## THE PROBLEM
Copy all entries without alteration and skip the pictures they hold.

* BEGIN RECORDS SHOWN *

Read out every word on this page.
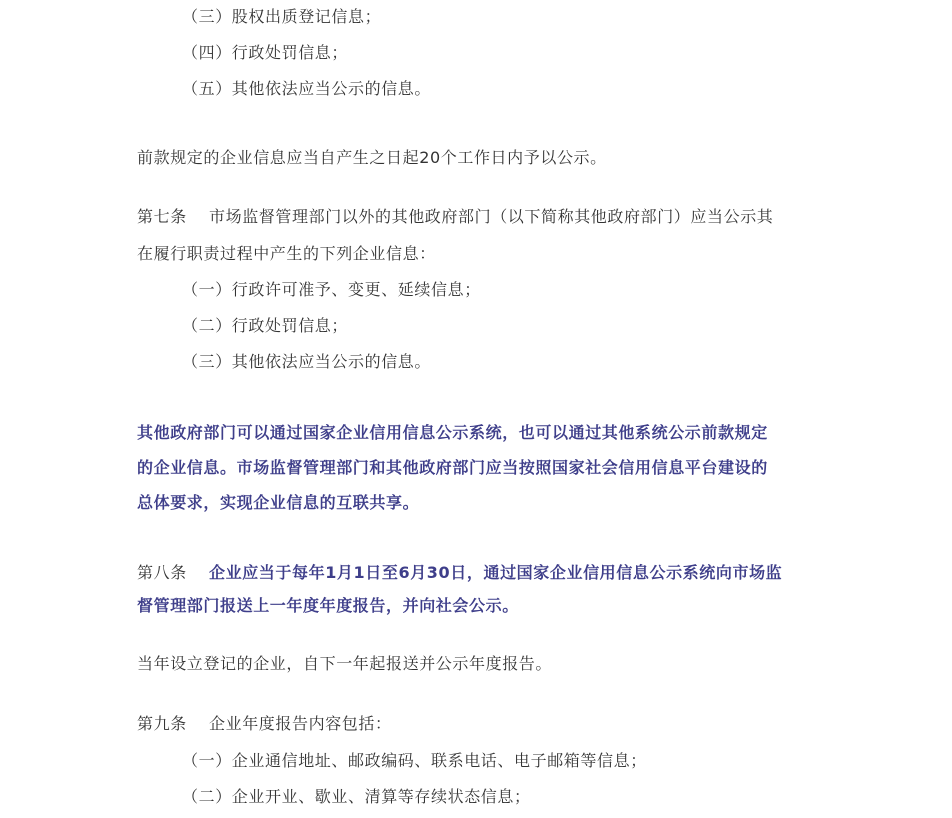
（三）股权出质登记信息；
（四）行政处罚信息；
（五）其他依法应当公示的信息。
前款规定的企业信息应当自产生之日起20个工作日内予以公示。
第七条 市场监督管理部门以外的其他政府部门（以下简称其他政府部门）应当公示其
在履行职责过程中产生的下列企业信息：
（一）行政许可准予、变更、延续信息；
（二）行政处罚信息；
（三）其他依法应当公示的信息。
其他政府部门可以通过国家企业信用信息公示系统，也可以通过其他系统公示前款规定
的企业信息。市场监督管理部门和其他政府部门应当按照国家社会信用信息平台建设的
总体要求，实现企业信息的互联共享。
第八条 企业应当于每年1月1日至6月30日，通过国家企业信用信息公示系统向市场监
督管理部门报送上一年度年度报告，并向社会公示。
当年设立登记的企业，自下一年起报送并公示年度报告。
第九条 企业年度报告内容包括：
（一）企业通信地址、邮政编码、联系电话、电子邮箱等信息；
（二）企业开业、歇业、清算等存续状态信息；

* END RECORDS SHOWN *

## RIGHT ANSWER
Read out every word on this page.
（三）股权出质登记信息；
（四）行政处罚信息；
（五）其他依法应当公示的信息。
前款规定的企业信息应当自产生之日起20个工作日内予以公示。
第七条 市场监督管理部门以外的其他政府部门（以下简称其他政府部门）应当公示其
在履行职责过程中产生的下列企业信息：
（一）行政许可准予、变更、延续信息；
（二）行政处罚信息；
（三）其他依法应当公示的信息。
其他政府部门可以通过国家企业信用信息公示系统，也可以通过其他系统公示前款规定
的企业信息。市场监督管理部门和其他政府部门应当按照国家社会信用信息平台建设的
总体要求，实现企业信息的互联共享。
第八条 企业应当于每年1月1日至6月30日，通过国家企业信用信息公示系统向市场监
督管理部门报送上一年度年度报告，并向社会公示。
当年设立登记的企业，自下一年起报送并公示年度报告。
第九条 企业年度报告内容包括：
（一）企业通信地址、邮政编码、联系电话、电子邮箱等信息；
（二）企业开业、歇业、清算等存续状态信息；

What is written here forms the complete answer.